Copy out the listing in full, exactly as written, but not its pictures.
[start]
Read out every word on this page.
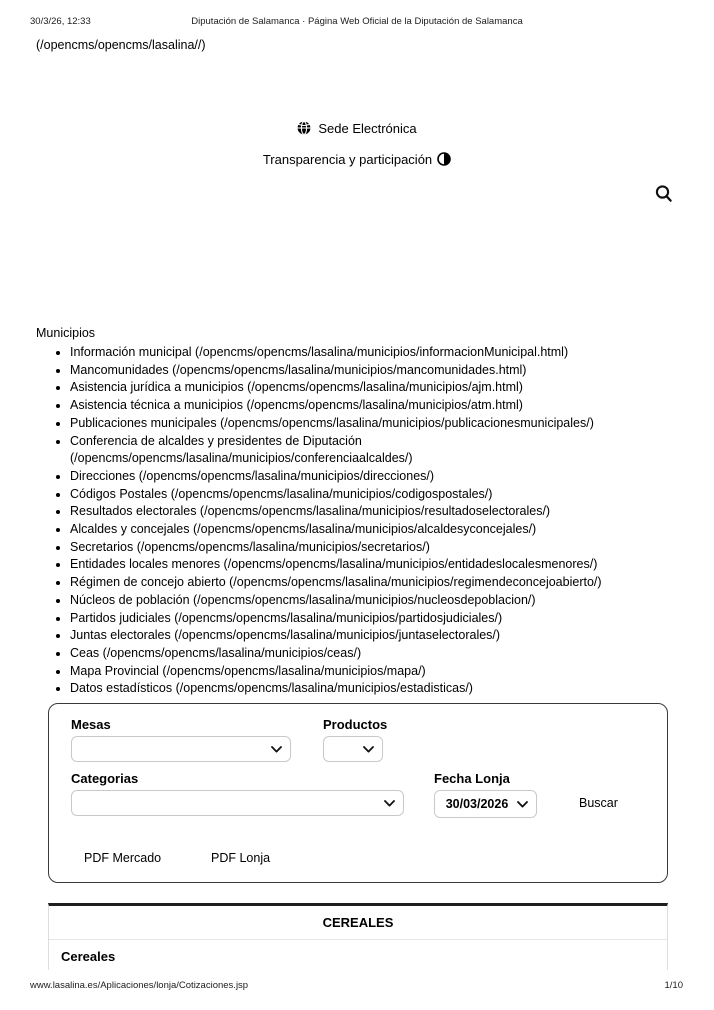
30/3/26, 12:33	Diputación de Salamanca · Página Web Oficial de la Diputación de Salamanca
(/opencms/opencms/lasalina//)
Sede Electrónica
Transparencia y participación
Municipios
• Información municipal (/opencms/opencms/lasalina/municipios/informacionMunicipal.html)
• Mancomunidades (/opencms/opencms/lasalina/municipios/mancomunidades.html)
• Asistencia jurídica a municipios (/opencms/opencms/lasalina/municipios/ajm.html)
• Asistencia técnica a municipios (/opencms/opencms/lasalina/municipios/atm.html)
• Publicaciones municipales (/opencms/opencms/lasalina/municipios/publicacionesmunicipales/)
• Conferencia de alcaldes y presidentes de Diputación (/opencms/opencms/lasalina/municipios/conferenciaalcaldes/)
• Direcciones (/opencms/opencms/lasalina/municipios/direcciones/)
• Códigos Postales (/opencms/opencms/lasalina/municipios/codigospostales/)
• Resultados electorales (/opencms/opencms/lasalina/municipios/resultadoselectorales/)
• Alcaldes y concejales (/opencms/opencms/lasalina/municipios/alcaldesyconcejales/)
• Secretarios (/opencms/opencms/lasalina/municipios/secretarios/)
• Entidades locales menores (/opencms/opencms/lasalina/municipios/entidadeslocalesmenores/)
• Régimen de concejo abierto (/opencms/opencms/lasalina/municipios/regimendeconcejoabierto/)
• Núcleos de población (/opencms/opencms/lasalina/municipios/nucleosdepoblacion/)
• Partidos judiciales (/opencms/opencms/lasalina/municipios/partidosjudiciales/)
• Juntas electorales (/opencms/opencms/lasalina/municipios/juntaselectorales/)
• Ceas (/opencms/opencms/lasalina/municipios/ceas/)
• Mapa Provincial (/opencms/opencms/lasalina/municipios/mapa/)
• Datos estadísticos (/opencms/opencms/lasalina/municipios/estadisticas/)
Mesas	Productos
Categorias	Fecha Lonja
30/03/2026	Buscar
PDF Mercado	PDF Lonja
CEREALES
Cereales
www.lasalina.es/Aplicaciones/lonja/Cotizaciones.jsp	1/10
[end]
**EXERCISE RESULT**
Read out every word on this page.
30/3/26, 12:33	Diputación de Salamanca · Página Web Oficial de la Diputación de Salamanca
(/opencms/opencms/lasalina//)
Sede Electrónica
Transparencia y participación
Municipios
• Información municipal (/opencms/opencms/lasalina/municipios/informacionMunicipal.html)
• Mancomunidades (/opencms/opencms/lasalina/municipios/mancomunidades.html)
• Asistencia jurídica a municipios (/opencms/opencms/lasalina/municipios/ajm.html)
• Asistencia técnica a municipios (/opencms/opencms/lasalina/municipios/atm.html)
• Publicaciones municipales (/opencms/opencms/lasalina/municipios/publicacionesmunicipales/)
• Conferencia de alcaldes y presidentes de Diputación (/opencms/opencms/lasalina/municipios/conferenciaalcaldes/)
• Direcciones (/opencms/opencms/lasalina/municipios/direcciones/)
• Códigos Postales (/opencms/opencms/lasalina/municipios/codigospostales/)
• Resultados electorales (/opencms/opencms/lasalina/municipios/resultadoselectorales/)
• Alcaldes y concejales (/opencms/opencms/lasalina/municipios/alcaldesyconcejales/)
• Secretarios (/opencms/opencms/lasalina/municipios/secretarios/)
• Entidades locales menores (/opencms/opencms/lasalina/municipios/entidadeslocalesmenores/)
• Régimen de concejo abierto (/opencms/opencms/lasalina/municipios/regimendeconcejoabierto/)
• Núcleos de población (/opencms/opencms/lasalina/municipios/nucleosdepoblacion/)
• Partidos judiciales (/opencms/opencms/lasalina/municipios/partidosjudiciales/)
• Juntas electorales (/opencms/opencms/lasalina/municipios/juntaselectorales/)
• Ceas (/opencms/opencms/lasalina/municipios/ceas/)
• Mapa Provincial (/opencms/opencms/lasalina/municipios/mapa/)
• Datos estadísticos (/opencms/opencms/lasalina/municipios/estadisticas/)
Mesas	Productos
Categorias	Fecha Lonja
30/03/2026	Buscar
PDF Mercado	PDF Lonja
CEREALES
Cereales
www.lasalina.es/Aplicaciones/lonja/Cotizaciones.jsp	1/10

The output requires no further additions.